## BEGIN Exercise input
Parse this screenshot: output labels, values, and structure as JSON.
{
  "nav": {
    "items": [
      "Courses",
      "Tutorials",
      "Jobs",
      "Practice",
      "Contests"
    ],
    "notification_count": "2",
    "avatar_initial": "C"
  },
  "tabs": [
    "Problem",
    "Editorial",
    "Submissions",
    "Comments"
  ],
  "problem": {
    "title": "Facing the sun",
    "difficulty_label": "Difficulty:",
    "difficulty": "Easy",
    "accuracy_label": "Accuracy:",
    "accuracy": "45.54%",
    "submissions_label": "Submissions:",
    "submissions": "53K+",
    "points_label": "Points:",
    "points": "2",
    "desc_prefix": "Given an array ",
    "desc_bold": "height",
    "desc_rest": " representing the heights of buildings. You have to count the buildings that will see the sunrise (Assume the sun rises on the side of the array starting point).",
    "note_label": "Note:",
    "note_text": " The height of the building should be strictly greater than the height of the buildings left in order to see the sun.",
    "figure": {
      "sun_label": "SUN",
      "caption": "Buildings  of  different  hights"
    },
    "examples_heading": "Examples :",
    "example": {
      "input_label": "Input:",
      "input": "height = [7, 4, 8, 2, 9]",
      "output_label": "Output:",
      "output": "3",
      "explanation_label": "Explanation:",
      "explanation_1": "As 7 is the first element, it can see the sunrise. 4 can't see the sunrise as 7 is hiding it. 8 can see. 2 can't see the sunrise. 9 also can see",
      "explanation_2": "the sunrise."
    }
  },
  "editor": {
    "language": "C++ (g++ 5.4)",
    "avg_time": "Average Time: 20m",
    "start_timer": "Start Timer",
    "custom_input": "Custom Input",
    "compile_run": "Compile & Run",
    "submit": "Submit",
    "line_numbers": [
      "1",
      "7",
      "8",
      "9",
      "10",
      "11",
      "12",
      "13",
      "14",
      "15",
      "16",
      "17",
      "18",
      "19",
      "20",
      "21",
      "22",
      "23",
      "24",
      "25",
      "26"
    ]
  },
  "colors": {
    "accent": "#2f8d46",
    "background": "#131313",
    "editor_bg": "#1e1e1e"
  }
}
## END Exercise input
## BEGIN Exercise input
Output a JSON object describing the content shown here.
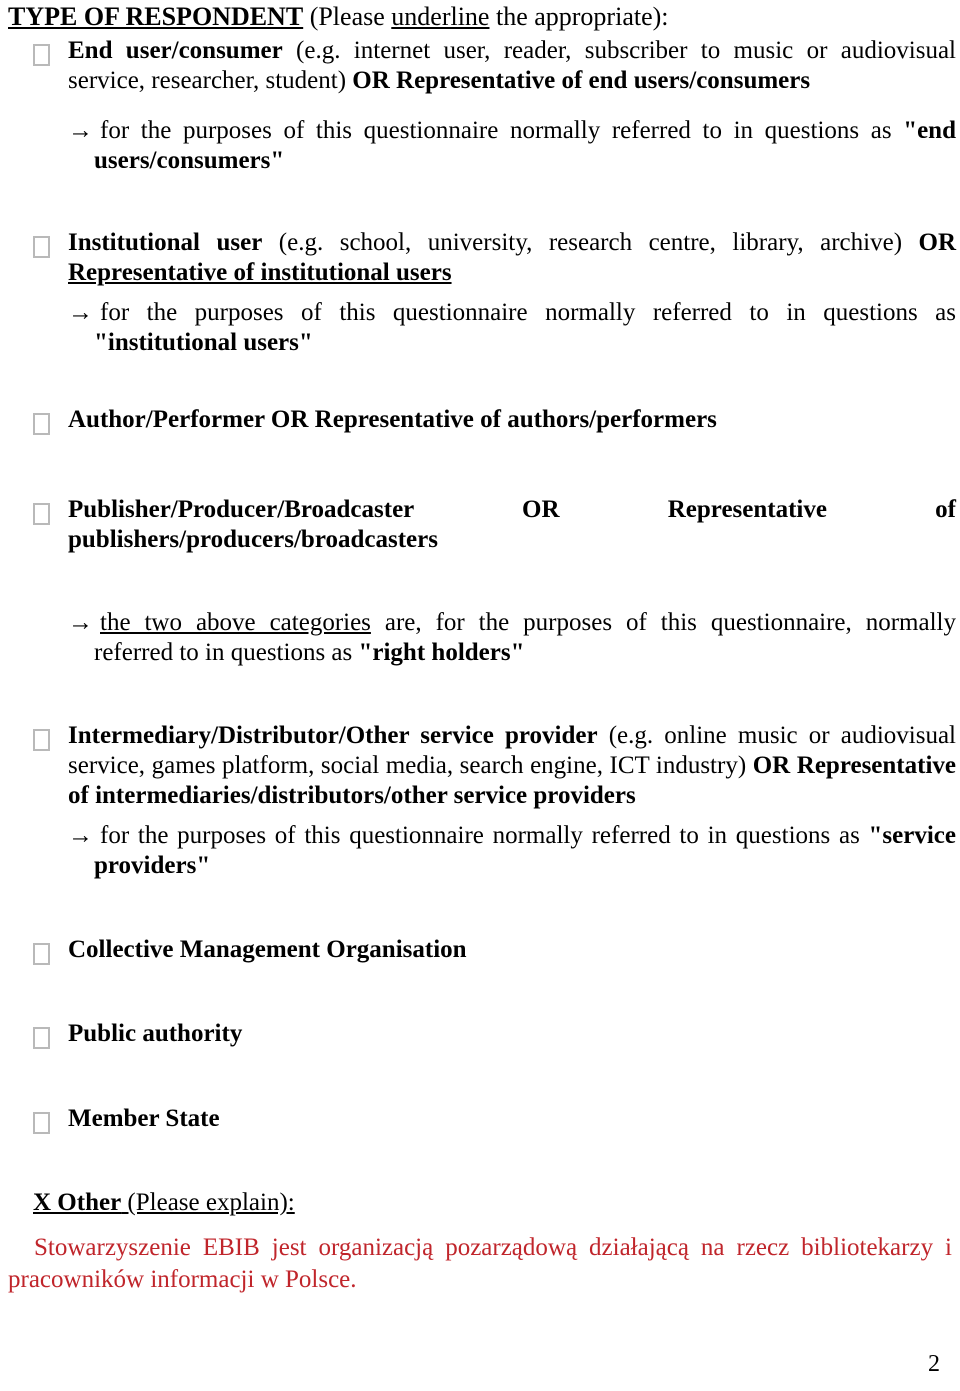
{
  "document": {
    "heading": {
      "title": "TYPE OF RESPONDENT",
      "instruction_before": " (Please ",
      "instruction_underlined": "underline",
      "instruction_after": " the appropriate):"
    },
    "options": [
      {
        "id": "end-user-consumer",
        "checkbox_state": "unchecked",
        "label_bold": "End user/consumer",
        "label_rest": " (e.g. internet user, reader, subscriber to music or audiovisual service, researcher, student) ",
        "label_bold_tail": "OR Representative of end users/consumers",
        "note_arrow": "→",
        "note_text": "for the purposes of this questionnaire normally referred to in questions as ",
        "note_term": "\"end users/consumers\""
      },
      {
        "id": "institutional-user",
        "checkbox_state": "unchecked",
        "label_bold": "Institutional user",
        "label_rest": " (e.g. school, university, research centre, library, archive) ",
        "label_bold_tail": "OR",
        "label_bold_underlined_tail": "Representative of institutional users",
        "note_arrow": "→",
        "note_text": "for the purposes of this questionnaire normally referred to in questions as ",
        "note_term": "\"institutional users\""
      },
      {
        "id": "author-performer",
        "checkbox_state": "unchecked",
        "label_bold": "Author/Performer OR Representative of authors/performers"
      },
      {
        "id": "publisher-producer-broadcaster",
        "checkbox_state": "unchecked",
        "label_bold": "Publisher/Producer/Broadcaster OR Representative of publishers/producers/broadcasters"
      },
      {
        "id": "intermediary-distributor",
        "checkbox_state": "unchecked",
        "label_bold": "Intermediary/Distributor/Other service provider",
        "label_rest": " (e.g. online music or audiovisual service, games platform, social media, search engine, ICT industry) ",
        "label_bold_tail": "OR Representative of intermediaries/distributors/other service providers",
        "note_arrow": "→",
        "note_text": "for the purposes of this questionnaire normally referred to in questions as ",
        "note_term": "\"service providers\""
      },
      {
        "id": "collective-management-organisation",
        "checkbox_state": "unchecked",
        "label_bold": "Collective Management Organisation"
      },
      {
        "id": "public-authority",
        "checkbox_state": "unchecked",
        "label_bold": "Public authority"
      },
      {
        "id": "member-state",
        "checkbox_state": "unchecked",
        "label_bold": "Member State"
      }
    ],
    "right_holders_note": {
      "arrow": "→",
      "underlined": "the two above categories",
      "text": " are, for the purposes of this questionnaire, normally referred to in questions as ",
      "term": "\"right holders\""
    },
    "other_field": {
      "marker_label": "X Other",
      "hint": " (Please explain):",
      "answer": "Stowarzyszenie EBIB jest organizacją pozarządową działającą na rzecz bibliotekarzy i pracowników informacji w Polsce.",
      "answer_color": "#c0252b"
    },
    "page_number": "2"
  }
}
## END Exercise input
## BEGIN Exercise input
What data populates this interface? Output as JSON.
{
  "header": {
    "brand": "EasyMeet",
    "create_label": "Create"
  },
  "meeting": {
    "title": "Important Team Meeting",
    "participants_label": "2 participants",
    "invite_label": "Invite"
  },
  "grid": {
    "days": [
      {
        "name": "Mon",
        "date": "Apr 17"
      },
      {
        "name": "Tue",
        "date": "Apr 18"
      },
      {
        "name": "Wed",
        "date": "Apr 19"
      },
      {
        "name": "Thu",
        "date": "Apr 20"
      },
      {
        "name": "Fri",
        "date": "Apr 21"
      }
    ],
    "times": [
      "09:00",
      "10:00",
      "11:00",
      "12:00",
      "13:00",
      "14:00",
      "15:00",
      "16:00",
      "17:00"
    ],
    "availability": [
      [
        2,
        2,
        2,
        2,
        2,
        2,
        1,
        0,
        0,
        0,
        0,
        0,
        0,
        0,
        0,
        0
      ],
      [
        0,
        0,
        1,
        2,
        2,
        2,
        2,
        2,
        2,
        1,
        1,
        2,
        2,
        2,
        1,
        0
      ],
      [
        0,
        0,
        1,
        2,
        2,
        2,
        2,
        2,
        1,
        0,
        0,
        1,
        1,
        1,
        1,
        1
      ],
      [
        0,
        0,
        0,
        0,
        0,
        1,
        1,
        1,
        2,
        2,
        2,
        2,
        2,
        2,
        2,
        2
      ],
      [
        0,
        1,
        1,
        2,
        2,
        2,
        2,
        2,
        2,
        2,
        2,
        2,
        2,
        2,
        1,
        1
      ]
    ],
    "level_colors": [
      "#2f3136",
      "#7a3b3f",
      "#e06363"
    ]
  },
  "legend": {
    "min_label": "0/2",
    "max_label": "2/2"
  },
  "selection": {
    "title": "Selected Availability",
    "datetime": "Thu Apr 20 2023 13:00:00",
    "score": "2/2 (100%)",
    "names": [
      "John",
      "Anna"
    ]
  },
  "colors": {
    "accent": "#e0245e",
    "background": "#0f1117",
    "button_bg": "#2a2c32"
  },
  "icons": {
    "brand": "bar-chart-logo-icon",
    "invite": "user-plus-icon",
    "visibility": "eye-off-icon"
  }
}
## END Exercise input
■ **Short exercise**: Copy out every line in the entries above that holds "service".

■ **Finished answer**:
        "label_rest": " (e.g. internet user, reader, subscriber to music or audiovisual service, researcher, student) ",
        "label_bold": "Intermediary/Distributor/Other service provider",
        "label_rest": " (e.g. online music or audiovisual service, games platform, social media, search engine, ICT industry) ",
        "label_bold_tail": "OR Representative of intermediaries/distributors/other service providers",
        "note_term": "\"service providers\""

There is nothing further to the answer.